Work to do:
Copy out the records without changes from the line containing "- chevron-down-icon: ▾: [231, 38, 234, 43]" through the line containing "- new-badge: NEW: [560, 319, 571, 323]", including both of those lines.

─── Dataset rows

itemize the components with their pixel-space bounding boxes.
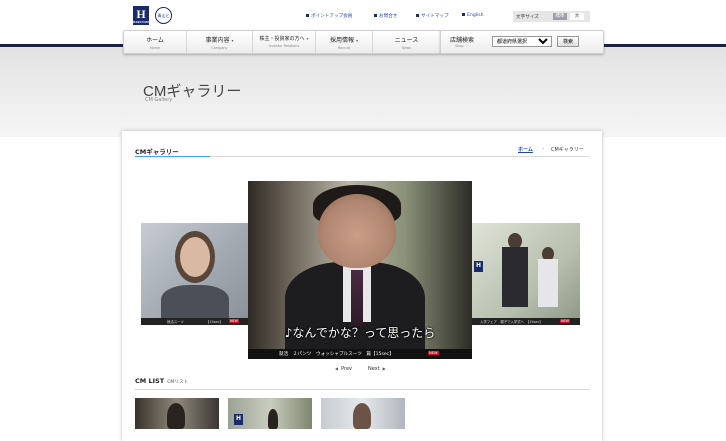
- chevron-down-icon: ▾: [231, 38, 234, 43]
- title-band: [0, 47, 726, 137]
- chevron-down-icon: ▾: [306, 36, 309, 41]
- nav-item-investor[interactable]: 株主・投資家の方へ ▾ Investor Relations: [253, 31, 316, 53]
- nav-sublabel: Recruit: [338, 46, 350, 50]
- carousel-next-button[interactable]: Next: [368, 366, 386, 372]
- nav-label: ニュース: [394, 37, 419, 44]
- breadcrumb-home-link[interactable]: ホーム: [518, 146, 533, 153]
- thumbnail-figure: [268, 409, 278, 429]
- brand-logo-icon: H: [234, 414, 243, 425]
- main-slide-figure-face: [318, 194, 396, 268]
- chevron-down-icon: ▾: [356, 38, 359, 43]
- nav-item-home[interactable]: ホーム Home: [124, 31, 187, 53]
- link-english[interactable]: English: [462, 13, 484, 18]
- breadcrumb-separator: ›: [542, 146, 544, 152]
- cm-list-title: CM LIST: [135, 377, 165, 385]
- nav-sublabel: Company: [211, 46, 228, 50]
- nav-label: 株主・投資家の方へ: [259, 36, 305, 42]
- main-slide-subtitle: ♪なんでかな？って思ったら: [284, 326, 436, 340]
- shop-search-sublabel: Shop: [455, 44, 464, 48]
- cm-list-subtitle: CMリスト: [167, 380, 189, 385]
- page-subtitle: CM Gallery: [145, 97, 173, 103]
- shop-search-label: 店舗検索: [450, 37, 475, 44]
- nav-label: 事業内容: [205, 37, 230, 44]
- breadcrumb-current: CMギャラリー: [551, 147, 584, 153]
- slide-body: [538, 259, 558, 307]
- main-slide-caption: 就活 ２パンツ ウォッシャブルスーツ 篇【15sec】: [279, 352, 394, 357]
- slide-caption: 就活スーツ 【15sec】: [167, 320, 223, 324]
- main-slide-figure-tie: [351, 270, 363, 326]
- cm-thumbnail[interactable]: [135, 398, 219, 429]
- company-logo[interactable]: H HARUYAMA: [133, 6, 151, 25]
- carousel-prev-button[interactable]: Prev: [335, 366, 352, 372]
- link-sitemap[interactable]: サイトマップ: [416, 13, 449, 19]
- nav-sublabel: Investor Relations: [268, 44, 300, 48]
- new-badge: NEW: [560, 319, 571, 323]
- link-contact[interactable]: お問合せ: [374, 13, 397, 19]
- cm-thumbnail[interactable]: [321, 398, 405, 429]
- font-size-standard-button[interactable]: 標準: [553, 13, 567, 20]
- nav-label: 採用情報: [329, 37, 354, 44]
- logo-subtext: HARUYAMA: [133, 20, 151, 24]
- shop-search: 店舗検索 Shop 都道府県選択 検索: [440, 30, 604, 54]
- cm-list-heading: CM LIST CMリスト: [135, 377, 188, 385]
- font-size-label: 文字サイズ: [516, 15, 539, 20]
- link-point-member[interactable]: ポイントアップ会員: [306, 13, 352, 19]
- section-title: CMギャラリー: [135, 148, 179, 156]
- badge-logo[interactable]: 青山と: [155, 7, 172, 24]
- carousel-slide-right[interactable]: H 入学フェア 親子で入学式へ 【15sec】 NEW: [472, 223, 580, 325]
- nav-item-recruit[interactable]: 採用情報 ▾ Recruit: [316, 31, 373, 53]
- nav-sublabel: Home: [149, 46, 160, 50]
- thumbnail-figure: [167, 403, 185, 429]
- carousel-slide-left[interactable]: 就活スーツ 【15sec】 NEW: [141, 223, 249, 325]
- logo-letter: H: [136, 7, 146, 21]
- thumbnail-figure: [353, 403, 371, 429]
- font-size-large-button[interactable]: 大: [570, 13, 584, 20]
- cm-list-divider: [135, 389, 590, 390]
- main-slide-caption-bar: 就活 ２パンツ ウォッシャブルスーツ 篇【15sec】 NEW: [248, 349, 472, 359]
- nav-item-news[interactable]: ニュース News: [373, 31, 440, 53]
- nav-sublabel: News: [401, 46, 412, 50]
- slide-caption: 入学フェア 親子で入学式へ 【15sec】: [480, 320, 543, 324]
- brand-logo-icon: H: [474, 261, 483, 272]
- slide-caption-bar: 就活スーツ 【15sec】 NEW: [141, 318, 249, 325]
- cm-thumbnail[interactable]: H: [228, 398, 312, 429]
- shop-search-button[interactable]: 検索: [557, 36, 579, 47]
- slide-caption-bar: 入学フェア 親子で入学式へ 【15sec】 NEW: [472, 318, 580, 325]
- global-nav: ホーム Home 事業内容 ▾ Company 株主・投資家の方へ ▾ Invest…: [123, 30, 441, 54]
- slide-face: [180, 237, 210, 277]
- prefecture-select[interactable]: 都道府県選択: [492, 36, 552, 47]
- slide-body: [502, 247, 528, 307]
- nav-label: ホーム: [146, 37, 164, 44]
- section-divider-accent: [135, 156, 210, 157]
- nav-item-company[interactable]: 事業内容 ▾ Company: [187, 31, 253, 53]
- font-size-switcher: 文字サイズ 標準 大: [513, 11, 590, 22]
- new-badge: NEW: [428, 351, 439, 355]
- new-badge: NEW: [229, 319, 240, 323]
- slide-body: [161, 285, 229, 321]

──────

Reply:
- chevron-down-icon: ▾: [231, 38, 234, 43]
- title-band: [0, 47, 726, 137]
- chevron-down-icon: ▾: [306, 36, 309, 41]
- nav-item-investor[interactable]: 株主・投資家の方へ ▾ Investor Relations: [253, 31, 316, 53]
- nav-sublabel: Recruit: [338, 46, 350, 50]
- carousel-next-button[interactable]: Next: [368, 366, 386, 372]
- nav-label: ニュース: [394, 37, 419, 44]
- breadcrumb-home-link[interactable]: ホーム: [518, 146, 533, 153]
- thumbnail-figure: [268, 409, 278, 429]
- brand-logo-icon: H: [234, 414, 243, 425]
- main-slide-figure-face: [318, 194, 396, 268]
- chevron-down-icon: ▾: [356, 38, 359, 43]
- nav-item-home[interactable]: ホーム Home: [124, 31, 187, 53]
- link-english[interactable]: English: [462, 13, 484, 18]
- breadcrumb-separator: ›: [542, 146, 544, 152]
- cm-list-title: CM LIST: [135, 377, 165, 385]
- nav-sublabel: Company: [211, 46, 228, 50]
- nav-label: 株主・投資家の方へ: [259, 36, 305, 42]
- main-slide-subtitle: ♪なんでかな？って思ったら: [284, 326, 436, 340]
- shop-search-sublabel: Shop: [455, 44, 464, 48]
- cm-list-subtitle: CMリスト: [167, 380, 189, 385]
- page-subtitle: CM Gallery: [145, 97, 173, 103]
- shop-search-label: 店舗検索: [450, 37, 475, 44]
- nav-label: 事業内容: [205, 37, 230, 44]
- breadcrumb-current: CMギャラリー: [551, 147, 584, 153]
- slide-body: [538, 259, 558, 307]
- main-slide-caption: 就活 ２パンツ ウォッシャブルスーツ 篇【15sec】: [279, 352, 394, 357]
- slide-caption: 就活スーツ 【15sec】: [167, 320, 223, 324]
- main-slide-figure-tie: [351, 270, 363, 326]
- cm-thumbnail[interactable]: [135, 398, 219, 429]
- company-logo[interactable]: H HARUYAMA: [133, 6, 151, 25]
- carousel-prev-button[interactable]: Prev: [335, 366, 352, 372]
- link-sitemap[interactable]: サイトマップ: [416, 13, 449, 19]
- nav-sublabel: Investor Relations: [268, 44, 300, 48]
- new-badge: NEW: [560, 319, 571, 323]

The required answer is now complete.